[Dataset items]
▶

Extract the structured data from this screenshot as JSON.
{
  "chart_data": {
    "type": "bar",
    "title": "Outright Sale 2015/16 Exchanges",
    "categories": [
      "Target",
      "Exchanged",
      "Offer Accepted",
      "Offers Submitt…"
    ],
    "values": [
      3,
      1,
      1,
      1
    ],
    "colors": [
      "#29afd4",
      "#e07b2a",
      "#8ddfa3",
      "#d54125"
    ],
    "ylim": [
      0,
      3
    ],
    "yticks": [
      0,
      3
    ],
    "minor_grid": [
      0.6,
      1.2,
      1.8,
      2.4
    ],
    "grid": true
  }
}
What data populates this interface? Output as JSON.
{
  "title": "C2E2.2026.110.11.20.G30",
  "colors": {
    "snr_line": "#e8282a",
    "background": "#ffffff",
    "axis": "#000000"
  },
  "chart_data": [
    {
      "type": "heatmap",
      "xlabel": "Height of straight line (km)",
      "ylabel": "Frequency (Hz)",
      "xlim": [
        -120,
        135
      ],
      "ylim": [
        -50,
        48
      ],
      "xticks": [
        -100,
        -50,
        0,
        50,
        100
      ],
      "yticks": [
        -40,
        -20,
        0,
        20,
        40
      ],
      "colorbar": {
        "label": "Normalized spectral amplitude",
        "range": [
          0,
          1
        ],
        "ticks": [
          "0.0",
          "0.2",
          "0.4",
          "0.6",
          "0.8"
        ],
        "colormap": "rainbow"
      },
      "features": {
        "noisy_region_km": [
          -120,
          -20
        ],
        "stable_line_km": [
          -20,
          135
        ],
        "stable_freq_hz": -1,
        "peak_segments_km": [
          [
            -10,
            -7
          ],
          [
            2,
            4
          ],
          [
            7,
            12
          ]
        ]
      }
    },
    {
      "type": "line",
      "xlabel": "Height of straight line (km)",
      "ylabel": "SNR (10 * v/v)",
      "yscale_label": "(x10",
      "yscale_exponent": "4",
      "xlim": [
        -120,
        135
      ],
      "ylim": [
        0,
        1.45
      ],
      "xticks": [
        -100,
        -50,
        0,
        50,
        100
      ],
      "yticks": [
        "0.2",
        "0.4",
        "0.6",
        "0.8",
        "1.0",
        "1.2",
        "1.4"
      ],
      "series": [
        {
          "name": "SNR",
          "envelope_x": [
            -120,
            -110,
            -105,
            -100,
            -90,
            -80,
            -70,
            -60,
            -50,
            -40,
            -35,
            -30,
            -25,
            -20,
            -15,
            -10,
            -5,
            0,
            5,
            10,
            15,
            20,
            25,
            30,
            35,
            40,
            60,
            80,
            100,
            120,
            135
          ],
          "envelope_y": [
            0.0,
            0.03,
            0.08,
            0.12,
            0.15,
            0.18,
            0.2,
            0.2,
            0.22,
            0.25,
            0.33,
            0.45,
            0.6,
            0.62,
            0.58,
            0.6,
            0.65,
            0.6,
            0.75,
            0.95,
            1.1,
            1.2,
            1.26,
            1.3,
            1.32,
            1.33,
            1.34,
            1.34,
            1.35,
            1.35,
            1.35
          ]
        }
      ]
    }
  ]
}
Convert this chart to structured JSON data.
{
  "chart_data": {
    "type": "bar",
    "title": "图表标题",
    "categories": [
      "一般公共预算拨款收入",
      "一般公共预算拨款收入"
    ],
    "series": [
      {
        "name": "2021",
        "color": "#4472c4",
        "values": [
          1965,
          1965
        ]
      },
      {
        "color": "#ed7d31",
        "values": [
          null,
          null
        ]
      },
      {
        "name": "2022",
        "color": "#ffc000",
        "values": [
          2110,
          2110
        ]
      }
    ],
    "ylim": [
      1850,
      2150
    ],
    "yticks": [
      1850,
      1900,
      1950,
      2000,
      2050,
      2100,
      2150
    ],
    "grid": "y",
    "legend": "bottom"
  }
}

◀

## Objective
Please give back all of the records exactly as written.

## Full response
Extract the structured data from this screenshot as JSON.
{
  "chart_data": {
    "type": "bar",
    "title": "Outright Sale 2015/16 Exchanges",
    "categories": [
      "Target",
      "Exchanged",
      "Offer Accepted",
      "Offers Submitt…"
    ],
    "values": [
      3,
      1,
      1,
      1
    ],
    "colors": [
      "#29afd4",
      "#e07b2a",
      "#8ddfa3",
      "#d54125"
    ],
    "ylim": [
      0,
      3
    ],
    "yticks": [
      0,
      3
    ],
    "minor_grid": [
      0.6,
      1.2,
      1.8,
      2.4
    ],
    "grid": true
  }
}
What data populates this interface? Output as JSON.
{
  "title": "C2E2.2026.110.11.20.G30",
  "colors": {
    "snr_line": "#e8282a",
    "background": "#ffffff",
    "axis": "#000000"
  },
  "chart_data": [
    {
      "type": "heatmap",
      "xlabel": "Height of straight line (km)",
      "ylabel": "Frequency (Hz)",
      "xlim": [
        -120,
        135
      ],
      "ylim": [
        -50,
        48
      ],
      "xticks": [
        -100,
        -50,
        0,
        50,
        100
      ],
      "yticks": [
        -40,
        -20,
        0,
        20,
        40
      ],
      "colorbar": {
        "label": "Normalized spectral amplitude",
        "range": [
          0,
          1
        ],
        "ticks": [
          "0.0",
          "0.2",
          "0.4",
          "0.6",
          "0.8"
        ],
        "colormap": "rainbow"
      },
      "features": {
        "noisy_region_km": [
          -120,
          -20
        ],
        "stable_line_km": [
          -20,
          135
        ],
        "stable_freq_hz": -1,
        "peak_segments_km": [
          [
            -10,
            -7
          ],
          [
            2,
            4
          ],
          [
            7,
            12
          ]
        ]
      }
    },
    {
      "type": "line",
      "xlabel": "Height of straight line (km)",
      "ylabel": "SNR (10 * v/v)",
      "yscale_label": "(x10",
      "yscale_exponent": "4",
      "xlim": [
        -120,
        135
      ],
      "ylim": [
        0,
        1.45
      ],
      "xticks": [
        -100,
        -50,
        0,
        50,
        100
      ],
      "yticks": [
        "0.2",
        "0.4",
        "0.6",
        "0.8",
        "1.0",
        "1.2",
        "1.4"
      ],
      "series": [
        {
          "name": "SNR",
          "envelope_x": [
            -120,
            -110,
            -105,
            -100,
            -90,
            -80,
            -70,
            -60,
            -50,
            -40,
            -35,
            -30,
            -25,
            -20,
            -15,
            -10,
            -5,
            0,
            5,
            10,
            15,
            20,
            25,
            30,
            35,
            40,
            60,
            80,
            100,
            120,
            135
          ],
          "envelope_y": [
            0.0,
            0.03,
            0.08,
            0.12,
            0.15,
            0.18,
            0.2,
            0.2,
            0.22,
            0.25,
            0.33,
            0.45,
            0.6,
            0.62,
            0.58,
            0.6,
            0.65,
            0.6,
            0.75,
            0.95,
            1.1,
            1.2,
            1.26,
            1.3,
            1.32,
            1.33,
            1.34,
            1.34,
            1.35,
            1.35,
            1.35
          ]
        }
      ]
    }
  ]
}
Convert this chart to structured JSON data.
{
  "chart_data": {
    "type": "bar",
    "title": "图表标题",
    "categories": [
      "一般公共预算拨款收入",
      "一般公共预算拨款收入"
    ],
    "series": [
      {
        "name": "2021",
        "color": "#4472c4",
        "values": [
          1965,
          1965
        ]
      },
      {
        "color": "#ed7d31",
        "values": [
          null,
          null
        ]
      },
      {
        "name": "2022",
        "color": "#ffc000",
        "values": [
          2110,
          2110
        ]
      }
    ],
    "ylim": [
      1850,
      2150
    ],
    "yticks": [
      1850,
      1900,
      1950,
      2000,
      2050,
      2100,
      2150
    ],
    "grid": "y",
    "legend": "bottom"
  }
}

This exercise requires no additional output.